Objective -> Pull out the lines from the one containing "Output the text content of this document." through the final line of the listing below and repeat them exactly. Leave the pictures behind.

★ ★ ★ ★

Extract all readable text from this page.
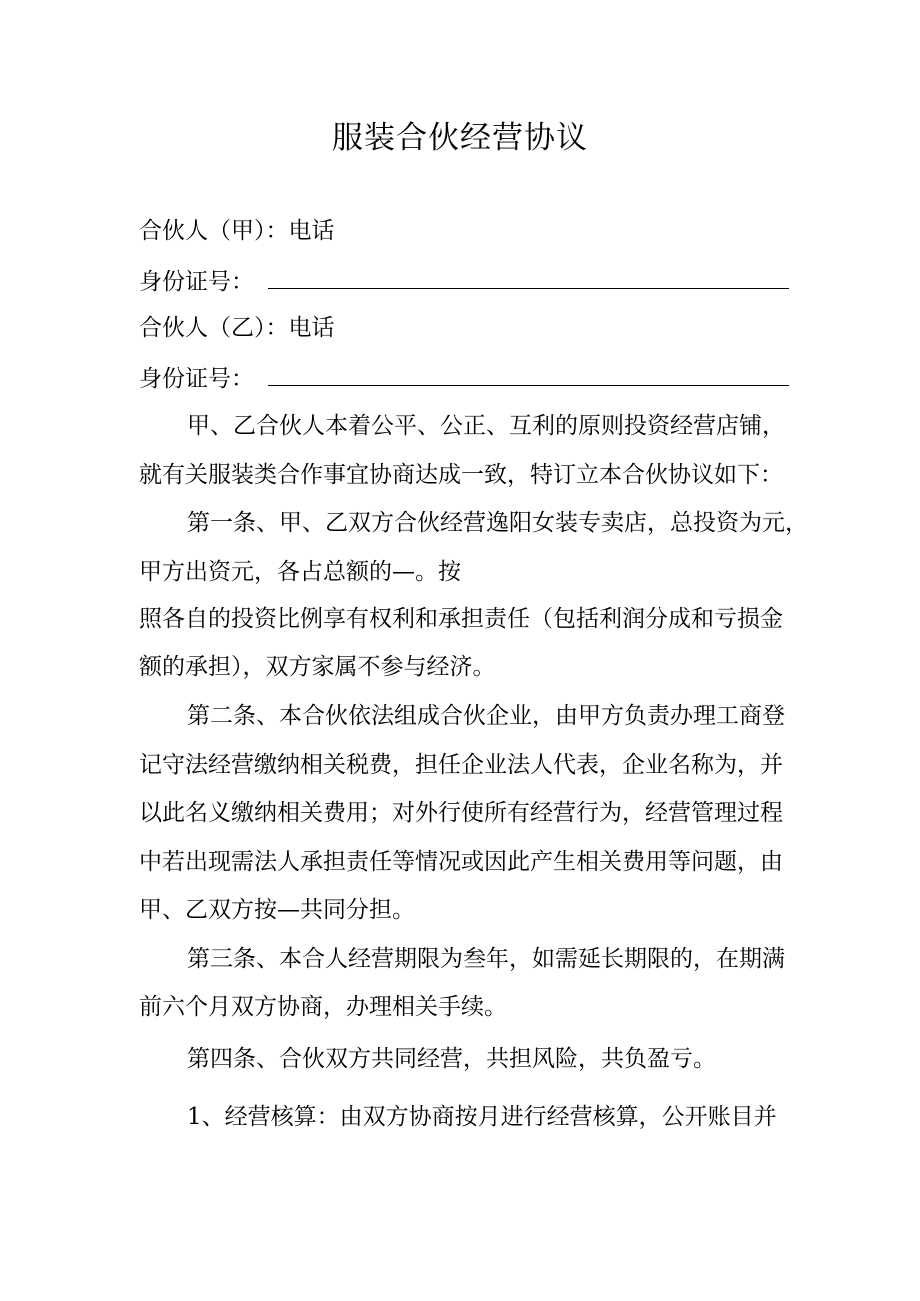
服装合伙经营协议
合伙人（甲）：电话
身份证号：
合伙人（乙）：电话
身份证号：
甲、乙合伙人本着公平、公正、互利的原则投资经营店铺，
就有关服装类合作事宜协商达成一致，特订立本合伙协议如下：
第一条、甲、乙双方合伙经营逸阳女装专卖店，总投资为元，
甲方出资元，各占总额的—。按
照各自的投资比例享有权利和承担责任（包括利润分成和亏损金
额的承担），双方家属不参与经济。
第二条、本合伙依法组成合伙企业，由甲方负责办理工商登
记守法经营缴纳相关税费，担任企业法人代表，企业名称为，并
以此名义缴纳相关费用；对外行使所有经营行为，经营管理过程
中若出现需法人承担责任等情况或因此产生相关费用等问题，由
甲、乙双方按—共同分担。
第三条、本合人经营期限为叁年，如需延长期限的，在期满
前六个月双方协商，办理相关手续。
第四条、合伙双方共同经营，共担风险，共负盈亏。
1、经营核算：由双方协商按月进行经营核算，公开账目并
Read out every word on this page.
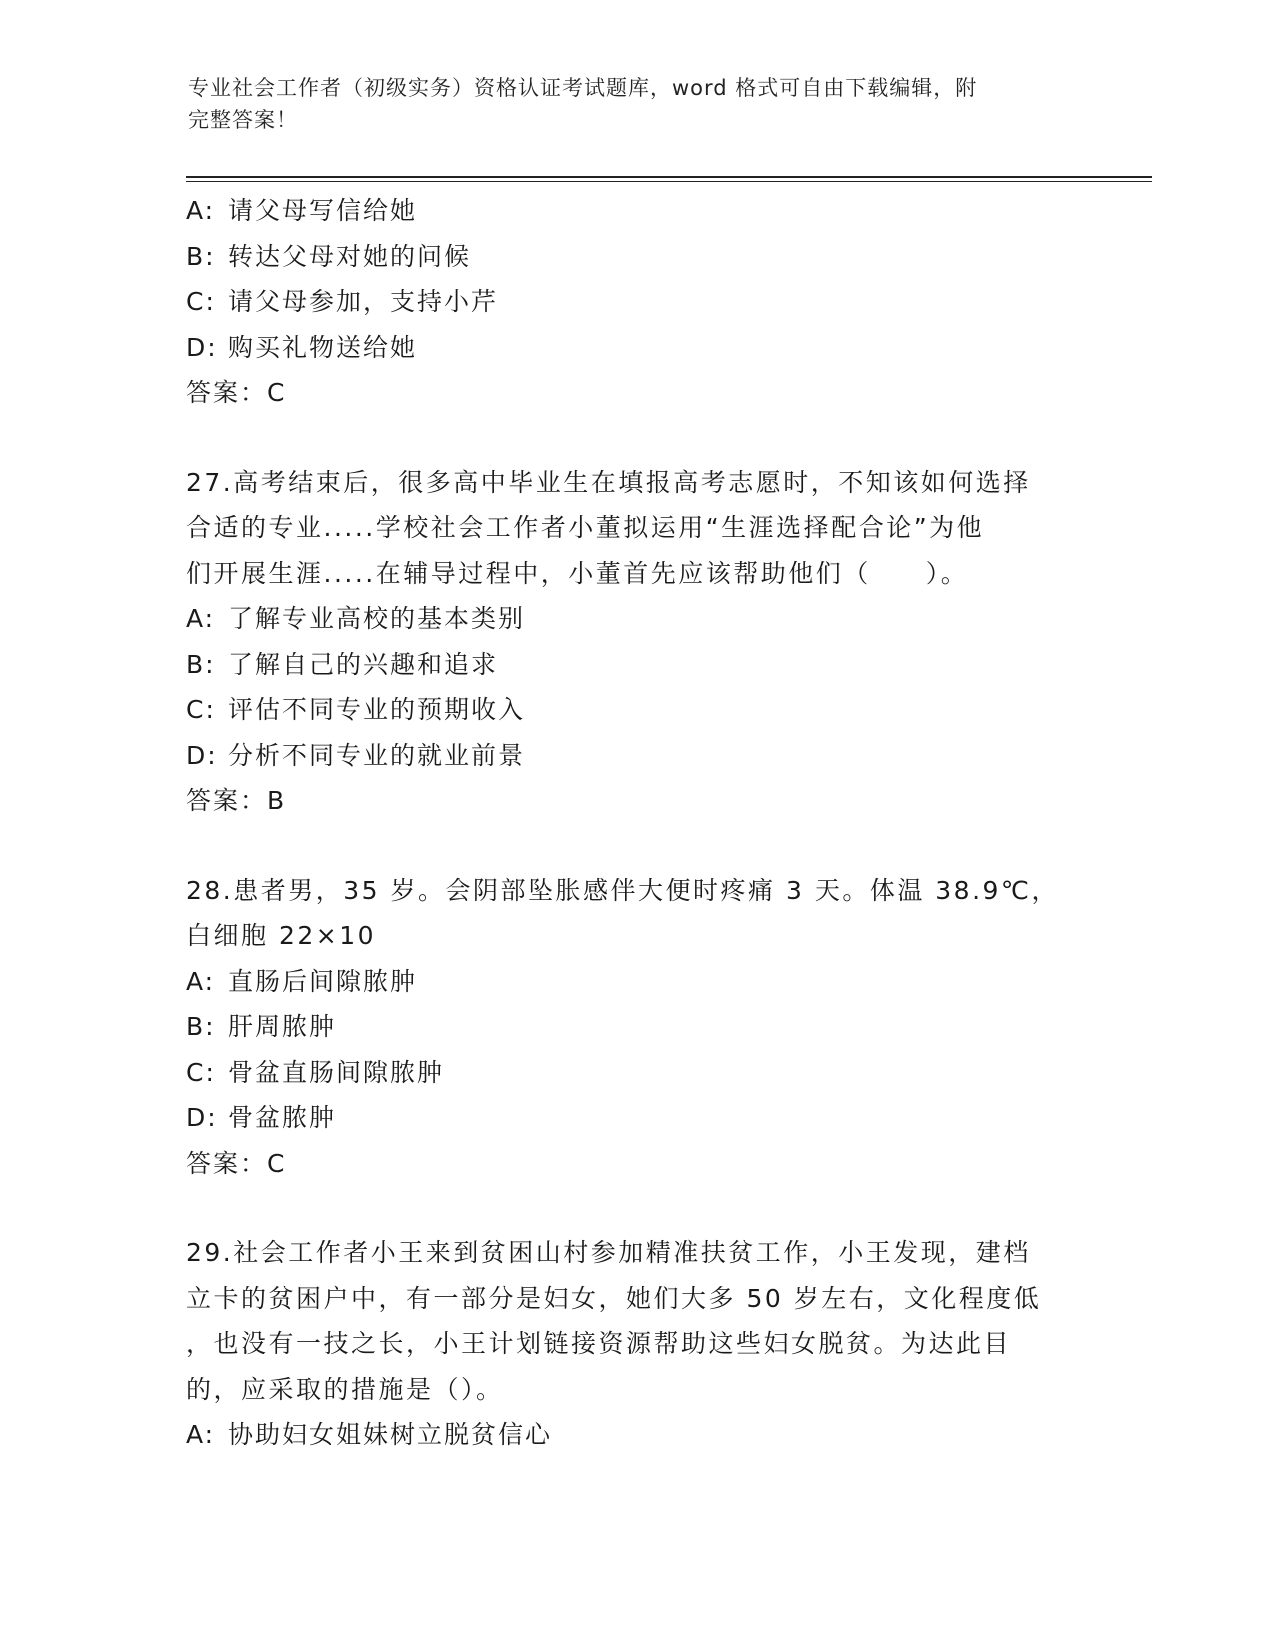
专业社会工作者（初级实务）资格认证考试题库，word 格式可自由下载编辑，附
完整答案！
A: 请父母写信给她
B: 转达父母对她的问候
C: 请父母参加，支持小芹
D: 购买礼物送给她
答案：C
27.高考结束后，很多高中毕业生在填报高考志愿时，不知该如何选择
合适的专业.....学校社会工作者小董拟运用“生涯选择配合论”为他
们开展生涯.....在辅导过程中，小董首先应该帮助他们（　　）。
A: 了解专业高校的基本类别
B: 了解自己的兴趣和追求
C: 评估不同专业的预期收入
D: 分析不同专业的就业前景
答案：B
28.患者男，35 岁。会阴部坠胀感伴大便时疼痛 3 天。体温 38.9℃，
白细胞 22×10
A: 直肠后间隙脓肿
B: 肝周脓肿
C: 骨盆直肠间隙脓肿
D: 骨盆脓肿
答案：C
29.社会工作者小王来到贫困山村参加精准扶贫工作，小王发现，建档
立卡的贫困户中，有一部分是妇女，她们大多 50 岁左右，文化程度低
，也没有一技之长，小王计划链接资源帮助这些妇女脱贫。为达此目
的，应采取的措施是（）。
A: 协助妇女姐妹树立脱贫信心
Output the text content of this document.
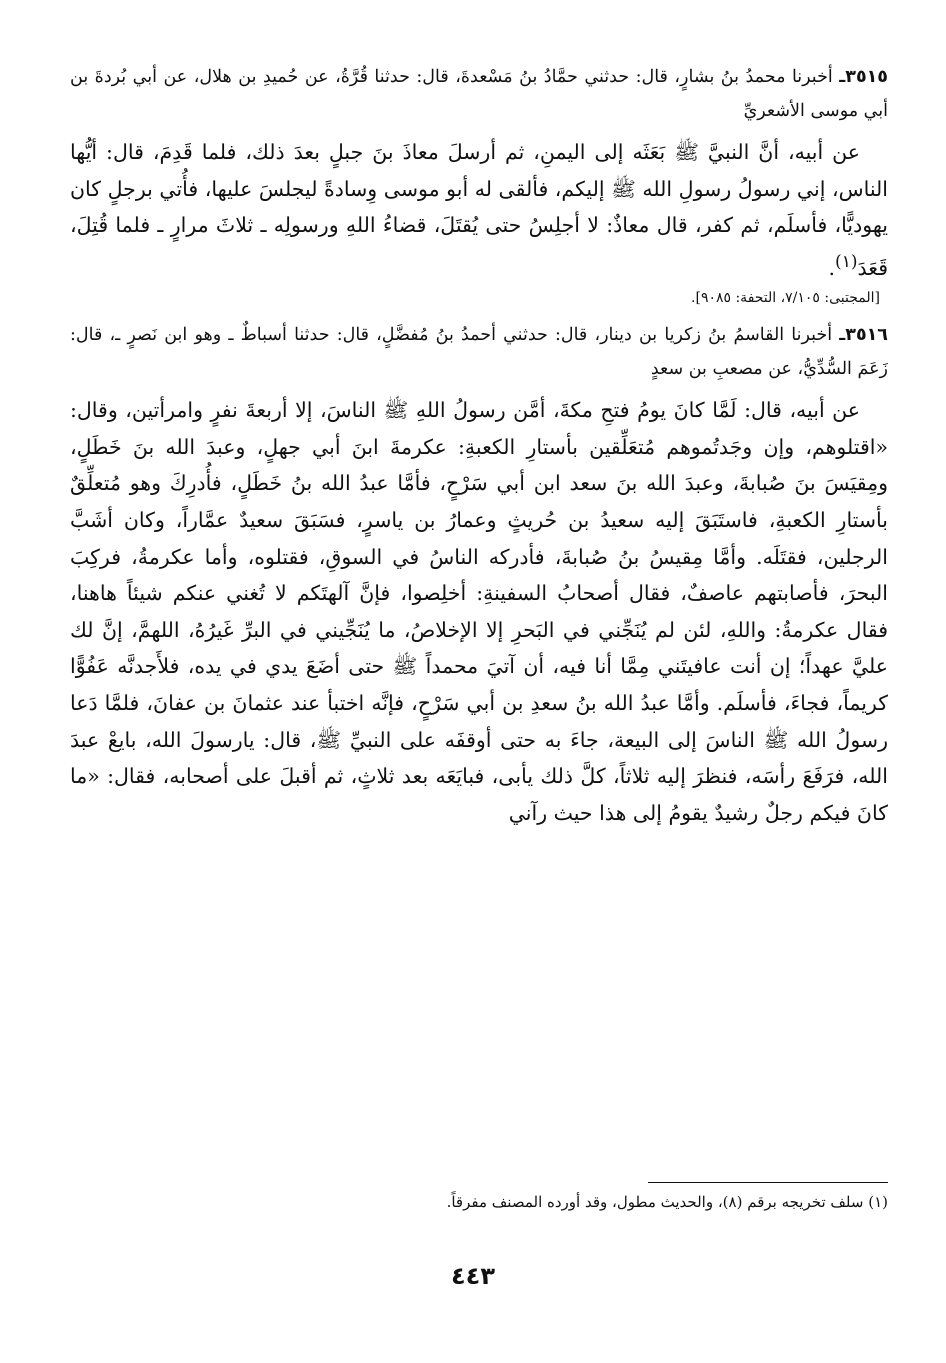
٣٥١٥ـ أخبرنا محمدُ بنُ بشارٍ، قال: حدثني حمَّادُ بنُ مَسْعدةَ، قال: حدثنا قُرَّةُ، عن حُميدِ بن هلال، عن أبي بُردةَ بن أبي موسى الأشعريِّ

عن أبيه، أنَّ النبيَّ ﷺ بَعَثَه إلى اليمنِ، ثم أرسلَ معاذَ بنَ جبلٍ بعدَ ذلك، فلما قَدِمَ، قال: أيُّها الناس، إني رسولُ رسولِ الله ﷺ إليكم، فألقى له أبو موسى وِسادةً ليجلسَ عليها، فأُتي برجلٍ كان يهوديًّا، فأسلَم، ثم كفر، قال معاذٌ: لا أجلِسُ حتى يُقتَلَ، قضاءُ اللهِ ورسولِه ـ ثلاثَ مرارٍ ـ فلما قُتِلَ، قَعَدَ$^{(١)}$.

[المجتبى: ٧/١٠٥، التحفة: ٩٠٨٥].

٣٥١٦ـ أخبرنا القاسمُ بنُ زكريا بن دينار، قال: حدثني أحمدُ بنُ مُفضَّلٍ، قال: حدثنا أسباطٌ ـ وهو ابن نَصرٍ ـ، قال: زَعَمَ السُّدِّيُّ، عن مصعبِ بن سعدٍ

عن أبيه، قال: لَمَّا كانَ يومُ فتحِ مكةَ، أمَّن رسولُ اللهِ ﷺ الناسَ، إلا أربعةَ نفرٍ وامرأتين، وقال: «اقتلوهم، وإن وجَدتُموهم مُتعَلِّقين بأستارِ الكعبةِ: عكرمةَ ابنَ أبي جهلٍ، وعبدَ الله بنَ خَطَلٍ، ومِقيَسَ بنَ صُبابةَ، وعبدَ الله بنَ سعد ابن أبي سَرْحٍ، فأمَّا عبدُ الله بنُ خَطَلٍ، فأُدرِكَ وهو مُتعلِّقٌ بأستارِ الكعبةِ، فاستَبَقَ إليه سعيدُ بن حُريثٍ وعمارُ بن ياسرٍ، فسَبَقَ سعيدٌ عمَّاراً، وكان أشَبَّ الرجلين، فقتَلَه. وأمَّا مِقيسُ بنُ صُبابةَ، فأدركه الناسُ في السوقِ، فقتلوه، وأما عكرمةُ، فركِبَ البحرَ، فأصابتهم عاصفٌ، فقال أصحابُ السفينةِ: أخلِصوا، فإنَّ آلهتَكم لا تُغني عنكم شيئاً هاهنا، فقال عكرمةُ: واللهِ، لئن لم يُنَجِّني في البَحرِ إلا الإخلاصُ، ما يُنَجِّيني في البرِّ غَيرُهُ، اللهمَّ، إنَّ لك عليَّ عهداً؛ إن أنت عافيتَني مِمَّا أنا فيه، أن آتيَ محمداً ﷺ حتى أضَعَ يدي في يده، فلأَجدنَّه عَفُوًّا كريماً، فجاءَ، فأسلَم. وأمَّا عبدُ الله بنُ سعدِ بن أبي سَرْحٍ، فإنَّه اختبأ عند عثمانَ بن عفانَ، فلمَّا دَعا رسولُ الله ﷺ الناسَ إلى البيعة، جاءَ به حتى أوقفَه على النبيِّ ﷺ، قال: يارسولَ الله، بايعْ عبدَ الله، فرَفَعَ رأسَه، فنظرَ إليه ثلاثاً، كلَّ ذلك يأبى، فبايَعَه بعد ثلاثٍ، ثم أقبلَ على أصحابه، فقال: «ما كانَ فيكم رجلٌ رشيدٌ يقومُ إلى هذا حيث رآني

(١) سلف تخريجه برقم (٨)، والحديث مطول، وقد أورده المصنف مفرقاً.
٤٤٣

★ ★ ★ ★

Full output ->
Output the text content of this document.
٣٥١٥ـ أخبرنا محمدُ بنُ بشارٍ، قال: حدثني حمَّادُ بنُ مَسْعدةَ، قال: حدثنا قُرَّةُ، عن حُميدِ بن هلال، عن أبي بُردةَ بن أبي موسى الأشعريِّ

عن أبيه، أنَّ النبيَّ ﷺ بَعَثَه إلى اليمنِ، ثم أرسلَ معاذَ بنَ جبلٍ بعدَ ذلك، فلما قَدِمَ، قال: أيُّها الناس، إني رسولُ رسولِ الله ﷺ إليكم، فألقى له أبو موسى وِسادةً ليجلسَ عليها، فأُتي برجلٍ كان يهوديًّا، فأسلَم، ثم كفر، قال معاذٌ: لا أجلِسُ حتى يُقتَلَ، قضاءُ اللهِ ورسولِه ـ ثلاثَ مرارٍ ـ فلما قُتِلَ، قَعَدَ$^{(١)}$.

[المجتبى: ٧/١٠٥، التحفة: ٩٠٨٥].

٣٥١٦ـ أخبرنا القاسمُ بنُ زكريا بن دينار، قال: حدثني أحمدُ بنُ مُفضَّلٍ، قال: حدثنا أسباطٌ ـ وهو ابن نَصرٍ ـ، قال: زَعَمَ السُّدِّيُّ، عن مصعبِ بن سعدٍ

عن أبيه، قال: لَمَّا كانَ يومُ فتحِ مكةَ، أمَّن رسولُ اللهِ ﷺ الناسَ، إلا أربعةَ نفرٍ وامرأتين، وقال: «اقتلوهم، وإن وجَدتُموهم مُتعَلِّقين بأستارِ الكعبةِ: عكرمةَ ابنَ أبي جهلٍ، وعبدَ الله بنَ خَطَلٍ، ومِقيَسَ بنَ صُبابةَ، وعبدَ الله بنَ سعد ابن أبي سَرْحٍ، فأمَّا عبدُ الله بنُ خَطَلٍ، فأُدرِكَ وهو مُتعلِّقٌ بأستارِ الكعبةِ، فاستَبَقَ إليه سعيدُ بن حُريثٍ وعمارُ بن ياسرٍ، فسَبَقَ سعيدٌ عمَّاراً، وكان أشَبَّ الرجلين، فقتَلَه. وأمَّا مِقيسُ بنُ صُبابةَ، فأدركه الناسُ في السوقِ، فقتلوه، وأما عكرمةُ، فركِبَ البحرَ، فأصابتهم عاصفٌ، فقال أصحابُ السفينةِ: أخلِصوا، فإنَّ آلهتَكم لا تُغني عنكم شيئاً هاهنا، فقال عكرمةُ: واللهِ، لئن لم يُنَجِّني في البَحرِ إلا الإخلاصُ، ما يُنَجِّيني في البرِّ غَيرُهُ، اللهمَّ، إنَّ لك عليَّ عهداً؛ إن أنت عافيتَني مِمَّا أنا فيه، أن آتيَ محمداً ﷺ حتى أضَعَ يدي في يده، فلأَجدنَّه عَفُوًّا كريماً، فجاءَ، فأسلَم. وأمَّا عبدُ الله بنُ سعدِ بن أبي سَرْحٍ، فإنَّه اختبأ عند عثمانَ بن عفانَ، فلمَّا دَعا رسولُ الله ﷺ الناسَ إلى البيعة، جاءَ به حتى أوقفَه على النبيِّ ﷺ، قال: يارسولَ الله، بايعْ عبدَ الله، فرَفَعَ رأسَه، فنظرَ إليه ثلاثاً، كلَّ ذلك يأبى، فبايَعَه بعد ثلاثٍ، ثم أقبلَ على أصحابه، فقال: «ما كانَ فيكم رجلٌ رشيدٌ يقومُ إلى هذا حيث رآني

(١) سلف تخريجه برقم (٨)، والحديث مطول، وقد أورده المصنف مفرقاً.
٤٤٣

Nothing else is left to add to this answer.